* START *
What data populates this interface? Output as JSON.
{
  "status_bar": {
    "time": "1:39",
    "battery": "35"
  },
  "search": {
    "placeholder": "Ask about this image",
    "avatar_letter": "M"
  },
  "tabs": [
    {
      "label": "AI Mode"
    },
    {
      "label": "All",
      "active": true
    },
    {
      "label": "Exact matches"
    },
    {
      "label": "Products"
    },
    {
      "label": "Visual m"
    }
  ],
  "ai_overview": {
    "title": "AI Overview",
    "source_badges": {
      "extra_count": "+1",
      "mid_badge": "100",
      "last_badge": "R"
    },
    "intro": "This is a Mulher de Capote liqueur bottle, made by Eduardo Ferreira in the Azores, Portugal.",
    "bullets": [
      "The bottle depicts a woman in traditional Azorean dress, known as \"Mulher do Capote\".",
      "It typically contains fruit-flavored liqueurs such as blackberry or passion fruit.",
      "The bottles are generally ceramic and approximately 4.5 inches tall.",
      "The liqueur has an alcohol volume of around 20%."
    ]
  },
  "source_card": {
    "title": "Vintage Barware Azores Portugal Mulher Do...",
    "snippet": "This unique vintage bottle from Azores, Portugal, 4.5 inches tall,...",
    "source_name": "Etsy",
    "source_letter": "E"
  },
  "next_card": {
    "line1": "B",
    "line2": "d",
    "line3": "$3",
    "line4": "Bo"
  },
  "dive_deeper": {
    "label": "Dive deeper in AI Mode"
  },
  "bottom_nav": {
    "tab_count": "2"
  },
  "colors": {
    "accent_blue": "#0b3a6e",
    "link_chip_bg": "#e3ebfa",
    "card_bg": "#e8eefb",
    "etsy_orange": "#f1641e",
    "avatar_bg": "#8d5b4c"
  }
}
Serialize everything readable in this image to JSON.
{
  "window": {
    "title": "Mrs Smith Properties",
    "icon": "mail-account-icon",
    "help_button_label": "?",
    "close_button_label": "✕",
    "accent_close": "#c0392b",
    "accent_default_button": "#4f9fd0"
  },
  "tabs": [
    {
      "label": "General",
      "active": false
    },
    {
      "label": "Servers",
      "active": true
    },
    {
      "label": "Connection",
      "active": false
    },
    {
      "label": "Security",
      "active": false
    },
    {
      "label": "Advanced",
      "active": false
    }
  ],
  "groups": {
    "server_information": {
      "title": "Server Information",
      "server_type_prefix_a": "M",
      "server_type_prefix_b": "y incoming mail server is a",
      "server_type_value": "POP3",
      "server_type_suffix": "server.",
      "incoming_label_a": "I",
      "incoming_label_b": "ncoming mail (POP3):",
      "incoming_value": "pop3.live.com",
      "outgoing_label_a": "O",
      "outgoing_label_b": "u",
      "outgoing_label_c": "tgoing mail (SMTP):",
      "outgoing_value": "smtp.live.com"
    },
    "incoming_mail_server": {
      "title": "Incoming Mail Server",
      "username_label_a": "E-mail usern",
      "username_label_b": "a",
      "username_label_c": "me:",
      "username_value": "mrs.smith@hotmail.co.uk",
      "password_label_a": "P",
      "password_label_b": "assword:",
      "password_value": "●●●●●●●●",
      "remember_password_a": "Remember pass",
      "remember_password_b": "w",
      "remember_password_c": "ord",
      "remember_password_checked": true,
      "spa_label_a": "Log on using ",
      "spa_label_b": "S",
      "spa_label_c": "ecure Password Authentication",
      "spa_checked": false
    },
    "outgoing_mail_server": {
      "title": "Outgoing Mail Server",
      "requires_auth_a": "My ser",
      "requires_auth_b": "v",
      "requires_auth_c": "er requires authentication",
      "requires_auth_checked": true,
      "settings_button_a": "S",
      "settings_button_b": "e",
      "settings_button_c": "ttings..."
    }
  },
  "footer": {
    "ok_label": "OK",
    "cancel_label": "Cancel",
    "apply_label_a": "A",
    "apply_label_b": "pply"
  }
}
* END *
**WHAT IS REQUIRED:**
Extract all lines from the data in which "true" is found.

**EXERCISE SOLUTION:**
      "active": true
      "active": true
      "remember_password_checked": true,
      "requires_auth_checked": true,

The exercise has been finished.